TASK INSTRUCTIONS - Restate each of the lines given below, word for word.

EXCERPTED RECORDS -
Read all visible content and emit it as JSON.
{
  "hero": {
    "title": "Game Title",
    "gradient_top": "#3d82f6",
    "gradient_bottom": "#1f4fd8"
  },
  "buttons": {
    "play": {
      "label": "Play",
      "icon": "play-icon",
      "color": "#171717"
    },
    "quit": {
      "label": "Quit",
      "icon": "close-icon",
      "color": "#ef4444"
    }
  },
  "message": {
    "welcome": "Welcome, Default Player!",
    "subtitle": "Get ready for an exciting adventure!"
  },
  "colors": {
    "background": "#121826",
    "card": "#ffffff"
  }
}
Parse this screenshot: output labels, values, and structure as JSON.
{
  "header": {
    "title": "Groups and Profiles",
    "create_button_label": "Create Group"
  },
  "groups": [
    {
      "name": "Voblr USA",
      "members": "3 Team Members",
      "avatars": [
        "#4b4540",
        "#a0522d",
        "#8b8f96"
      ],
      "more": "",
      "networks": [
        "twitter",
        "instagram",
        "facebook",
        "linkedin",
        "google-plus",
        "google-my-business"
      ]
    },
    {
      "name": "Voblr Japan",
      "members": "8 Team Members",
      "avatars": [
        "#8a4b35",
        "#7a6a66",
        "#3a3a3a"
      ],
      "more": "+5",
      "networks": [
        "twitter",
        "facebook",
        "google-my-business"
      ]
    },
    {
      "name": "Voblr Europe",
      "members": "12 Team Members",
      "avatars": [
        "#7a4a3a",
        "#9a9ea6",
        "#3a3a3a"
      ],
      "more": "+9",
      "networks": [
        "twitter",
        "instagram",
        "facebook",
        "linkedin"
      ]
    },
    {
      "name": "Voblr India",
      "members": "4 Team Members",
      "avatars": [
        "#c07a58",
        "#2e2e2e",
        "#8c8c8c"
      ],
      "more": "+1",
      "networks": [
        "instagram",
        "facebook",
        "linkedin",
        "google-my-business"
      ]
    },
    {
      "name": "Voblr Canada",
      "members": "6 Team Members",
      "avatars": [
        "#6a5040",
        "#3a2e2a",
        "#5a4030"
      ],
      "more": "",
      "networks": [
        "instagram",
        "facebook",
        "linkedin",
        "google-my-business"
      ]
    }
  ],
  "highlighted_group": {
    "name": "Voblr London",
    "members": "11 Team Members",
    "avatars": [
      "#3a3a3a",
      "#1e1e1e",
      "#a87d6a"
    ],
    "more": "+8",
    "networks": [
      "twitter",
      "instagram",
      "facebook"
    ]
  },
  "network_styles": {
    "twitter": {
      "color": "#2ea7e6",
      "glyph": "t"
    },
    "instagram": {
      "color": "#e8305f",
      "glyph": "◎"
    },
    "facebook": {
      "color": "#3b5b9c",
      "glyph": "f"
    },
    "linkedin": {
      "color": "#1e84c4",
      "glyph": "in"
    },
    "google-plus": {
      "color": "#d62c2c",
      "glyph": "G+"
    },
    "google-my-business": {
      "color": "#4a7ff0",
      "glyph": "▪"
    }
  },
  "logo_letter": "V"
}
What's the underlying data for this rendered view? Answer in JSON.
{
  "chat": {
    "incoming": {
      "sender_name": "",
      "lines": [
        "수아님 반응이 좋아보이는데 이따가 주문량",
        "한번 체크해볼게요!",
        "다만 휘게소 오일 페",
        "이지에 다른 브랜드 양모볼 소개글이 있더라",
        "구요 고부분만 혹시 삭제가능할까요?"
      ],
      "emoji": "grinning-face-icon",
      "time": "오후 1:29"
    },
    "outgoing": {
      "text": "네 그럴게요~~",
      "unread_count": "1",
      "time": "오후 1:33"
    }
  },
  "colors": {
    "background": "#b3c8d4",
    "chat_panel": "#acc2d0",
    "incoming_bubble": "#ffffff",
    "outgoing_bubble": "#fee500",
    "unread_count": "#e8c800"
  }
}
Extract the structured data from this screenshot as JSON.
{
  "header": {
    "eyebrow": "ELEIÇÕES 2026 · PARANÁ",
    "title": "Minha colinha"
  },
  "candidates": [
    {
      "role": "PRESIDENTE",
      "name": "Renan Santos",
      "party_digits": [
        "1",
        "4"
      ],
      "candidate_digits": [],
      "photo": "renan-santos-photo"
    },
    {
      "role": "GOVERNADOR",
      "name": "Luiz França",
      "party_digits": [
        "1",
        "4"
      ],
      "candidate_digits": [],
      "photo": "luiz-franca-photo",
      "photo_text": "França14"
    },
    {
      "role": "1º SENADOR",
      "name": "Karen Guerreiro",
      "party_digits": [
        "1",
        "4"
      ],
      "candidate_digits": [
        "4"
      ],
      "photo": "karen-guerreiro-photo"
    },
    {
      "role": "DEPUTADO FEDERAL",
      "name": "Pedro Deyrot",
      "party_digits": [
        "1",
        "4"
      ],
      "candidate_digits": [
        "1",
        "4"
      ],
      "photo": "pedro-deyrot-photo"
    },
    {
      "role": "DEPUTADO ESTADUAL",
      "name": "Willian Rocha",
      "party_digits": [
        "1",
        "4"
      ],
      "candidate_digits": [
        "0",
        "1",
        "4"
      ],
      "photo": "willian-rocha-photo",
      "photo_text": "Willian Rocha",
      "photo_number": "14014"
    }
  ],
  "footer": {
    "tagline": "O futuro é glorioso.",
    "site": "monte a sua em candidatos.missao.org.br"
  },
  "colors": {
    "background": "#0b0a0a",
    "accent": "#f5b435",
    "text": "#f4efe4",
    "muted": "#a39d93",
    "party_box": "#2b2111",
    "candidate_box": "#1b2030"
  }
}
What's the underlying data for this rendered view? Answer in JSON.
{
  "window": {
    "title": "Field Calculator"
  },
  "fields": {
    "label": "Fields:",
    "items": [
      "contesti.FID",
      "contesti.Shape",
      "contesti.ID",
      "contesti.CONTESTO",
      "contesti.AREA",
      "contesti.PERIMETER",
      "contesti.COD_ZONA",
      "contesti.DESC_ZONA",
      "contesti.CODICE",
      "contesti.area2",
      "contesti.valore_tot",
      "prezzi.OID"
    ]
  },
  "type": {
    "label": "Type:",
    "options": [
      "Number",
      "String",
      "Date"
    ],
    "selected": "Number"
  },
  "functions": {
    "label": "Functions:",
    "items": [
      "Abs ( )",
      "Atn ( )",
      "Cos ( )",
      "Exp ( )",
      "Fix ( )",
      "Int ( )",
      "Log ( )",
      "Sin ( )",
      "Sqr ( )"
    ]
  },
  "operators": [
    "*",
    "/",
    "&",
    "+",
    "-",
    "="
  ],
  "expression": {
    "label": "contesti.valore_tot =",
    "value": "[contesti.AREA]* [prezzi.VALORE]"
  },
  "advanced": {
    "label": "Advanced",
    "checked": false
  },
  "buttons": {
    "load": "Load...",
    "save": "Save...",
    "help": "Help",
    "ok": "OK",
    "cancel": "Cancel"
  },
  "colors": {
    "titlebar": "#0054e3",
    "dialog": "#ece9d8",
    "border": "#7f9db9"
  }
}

COMPLETE RESPONSE -
Read all visible content and emit it as JSON.
{
  "hero": {
    "title": "Game Title",
    "gradient_top": "#3d82f6",
    "gradient_bottom": "#1f4fd8"
  },
  "buttons": {
    "play": {
      "label": "Play",
      "icon": "play-icon",
      "color": "#171717"
    },
    "quit": {
      "label": "Quit",
      "icon": "close-icon",
      "color": "#ef4444"
    }
  },
  "message": {
    "welcome": "Welcome, Default Player!",
    "subtitle": "Get ready for an exciting adventure!"
  },
  "colors": {
    "background": "#121826",
    "card": "#ffffff"
  }
}
Parse this screenshot: output labels, values, and structure as JSON.
{
  "header": {
    "title": "Groups and Profiles",
    "create_button_label": "Create Group"
  },
  "groups": [
    {
      "name": "Voblr USA",
      "members": "3 Team Members",
      "avatars": [
        "#4b4540",
        "#a0522d",
        "#8b8f96"
      ],
      "more": "",
      "networks": [
        "twitter",
        "instagram",
        "facebook",
        "linkedin",
        "google-plus",
        "google-my-business"
      ]
    },
    {
      "name": "Voblr Japan",
      "members": "8 Team Members",
      "avatars": [
        "#8a4b35",
        "#7a6a66",
        "#3a3a3a"
      ],
      "more": "+5",
      "networks": [
        "twitter",
        "facebook",
        "google-my-business"
      ]
    },
    {
      "name": "Voblr Europe",
      "members": "12 Team Members",
      "avatars": [
        "#7a4a3a",
        "#9a9ea6",
        "#3a3a3a"
      ],
      "more": "+9",
      "networks": [
        "twitter",
        "instagram",
        "facebook",
        "linkedin"
      ]
    },
    {
      "name": "Voblr India",
      "members": "4 Team Members",
      "avatars": [
        "#c07a58",
        "#2e2e2e",
        "#8c8c8c"
      ],
      "more": "+1",
      "networks": [
        "instagram",
        "facebook",
        "linkedin",
        "google-my-business"
      ]
    },
    {
      "name": "Voblr Canada",
      "members": "6 Team Members",
      "avatars": [
        "#6a5040",
        "#3a2e2a",
        "#5a4030"
      ],
      "more": "",
      "networks": [
        "instagram",
        "facebook",
        "linkedin",
        "google-my-business"
      ]
    }
  ],
  "highlighted_group": {
    "name": "Voblr London",
    "members": "11 Team Members",
    "avatars": [
      "#3a3a3a",
      "#1e1e1e",
      "#a87d6a"
    ],
    "more": "+8",
    "networks": [
      "twitter",
      "instagram",
      "facebook"
    ]
  },
  "network_styles": {
    "twitter": {
      "color": "#2ea7e6",
      "glyph": "t"
    },
    "instagram": {
      "color": "#e8305f",
      "glyph": "◎"
    },
    "facebook": {
      "color": "#3b5b9c",
      "glyph": "f"
    },
    "linkedin": {
      "color": "#1e84c4",
      "glyph": "in"
    },
    "google-plus": {
      "color": "#d62c2c",
      "glyph": "G+"
    },
    "google-my-business": {
      "color": "#4a7ff0",
      "glyph": "▪"
    }
  },
  "logo_letter": "V"
}
What's the underlying data for this rendered view? Answer in JSON.
{
  "chat": {
    "incoming": {
      "sender_name": "",
      "lines": [
        "수아님 반응이 좋아보이는데 이따가 주문량",
        "한번 체크해볼게요!",
        "다만 휘게소 오일 페",
        "이지에 다른 브랜드 양모볼 소개글이 있더라",
        "구요 고부분만 혹시 삭제가능할까요?"
      ],
      "emoji": "grinning-face-icon",
      "time": "오후 1:29"
    },
    "outgoing": {
      "text": "네 그럴게요~~",
      "unread_count": "1",
      "time": "오후 1:33"
    }
  },
  "colors": {
    "background": "#b3c8d4",
    "chat_panel": "#acc2d0",
    "incoming_bubble": "#ffffff",
    "outgoing_bubble": "#fee500",
    "unread_count": "#e8c800"
  }
}
Extract the structured data from this screenshot as JSON.
{
  "header": {
    "eyebrow": "ELEIÇÕES 2026 · PARANÁ",
    "title": "Minha colinha"
  },
  "candidates": [
    {
      "role": "PRESIDENTE",
      "name": "Renan Santos",
      "party_digits": [
        "1",
        "4"
      ],
      "candidate_digits": [],
      "photo": "renan-santos-photo"
    },
    {
      "role": "GOVERNADOR",
      "name": "Luiz França",
      "party_digits": [
        "1",
        "4"
      ],
      "candidate_digits": [],
      "photo": "luiz-franca-photo",
      "photo_text": "França14"
    },
    {
      "role": "1º SENADOR",
      "name": "Karen Guerreiro",
      "party_digits": [
        "1",
        "4"
      ],
      "candidate_digits": [
        "4"
      ],
      "photo": "karen-guerreiro-photo"
    },
    {
      "role": "DEPUTADO FEDERAL",
      "name": "Pedro Deyrot",
      "party_digits": [
        "1",
        "4"
      ],
      "candidate_digits": [
        "1",
        "4"
      ],
      "photo": "pedro-deyrot-photo"
    },
    {
      "role": "DEPUTADO ESTADUAL",
      "name": "Willian Rocha",
      "party_digits": [
        "1",
        "4"
      ],
      "candidate_digits": [
        "0",
        "1",
        "4"
      ],
      "photo": "willian-rocha-photo",
      "photo_text": "Willian Rocha",
      "photo_number": "14014"
    }
  ],
  "footer": {
    "tagline": "O futuro é glorioso.",
    "site": "monte a sua em candidatos.missao.org.br"
  },
  "colors": {
    "background": "#0b0a0a",
    "accent": "#f5b435",
    "text": "#f4efe4",
    "muted": "#a39d93",
    "party_box": "#2b2111",
    "candidate_box": "#1b2030"
  }
}
What's the underlying data for this rendered view? Answer in JSON.
{
  "window": {
    "title": "Field Calculator"
  },
  "fields": {
    "label": "Fields:",
    "items": [
      "contesti.FID",
      "contesti.Shape",
      "contesti.ID",
      "contesti.CONTESTO",
      "contesti.AREA",
      "contesti.PERIMETER",
      "contesti.COD_ZONA",
      "contesti.DESC_ZONA",
      "contesti.CODICE",
      "contesti.area2",
      "contesti.valore_tot",
      "prezzi.OID"
    ]
  },
  "type": {
    "label": "Type:",
    "options": [
      "Number",
      "String",
      "Date"
    ],
    "selected": "Number"
  },
  "functions": {
    "label": "Functions:",
    "items": [
      "Abs ( )",
      "Atn ( )",
      "Cos ( )",
      "Exp ( )",
      "Fix ( )",
      "Int ( )",
      "Log ( )",
      "Sin ( )",
      "Sqr ( )"
    ]
  },
  "operators": [
    "*",
    "/",
    "&",
    "+",
    "-",
    "="
  ],
  "expression": {
    "label": "contesti.valore_tot =",
    "value": "[contesti.AREA]* [prezzi.VALORE]"
  },
  "advanced": {
    "label": "Advanced",
    "checked": false
  },
  "buttons": {
    "load": "Load...",
    "save": "Save...",
    "help": "Help",
    "ok": "OK",
    "cancel": "Cancel"
  },
  "colors": {
    "titlebar": "#0054e3",
    "dialog": "#ece9d8",
    "border": "#7f9db9"
  }
}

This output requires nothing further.